■ Directions for this task ■
Copy the data below exactly.
── Input data
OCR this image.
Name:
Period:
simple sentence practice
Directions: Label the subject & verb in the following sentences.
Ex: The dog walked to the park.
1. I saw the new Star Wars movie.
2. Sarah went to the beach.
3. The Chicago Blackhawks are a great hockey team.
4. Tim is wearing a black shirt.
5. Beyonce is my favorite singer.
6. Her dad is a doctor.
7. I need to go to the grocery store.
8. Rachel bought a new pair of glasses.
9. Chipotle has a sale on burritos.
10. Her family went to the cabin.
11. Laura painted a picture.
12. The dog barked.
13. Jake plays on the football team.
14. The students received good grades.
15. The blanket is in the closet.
────
■ Answer to the exercise ■
OCR this image.
Name:
Period:
simple sentence practice
Directions: Label the subject & verb in the following sentences.
Ex: The dog walked to the park.
1. I saw the new Star Wars movie.
2. Sarah went to the beach.
3. The Chicago Blackhawks are a great hockey team.
4. Tim is wearing a black shirt.
5. Beyonce is my favorite singer.
6. Her dad is a doctor.
7. I need to go to the grocery store.
8. Rachel bought a new pair of glasses.
9. Chipotle has a sale on burritos.
10. Her family went to the cabin.
11. Laura painted a picture.
12. The dog barked.
13. Jake plays on the football team.
14. The students received good grades.
15. The blanket is in the closet.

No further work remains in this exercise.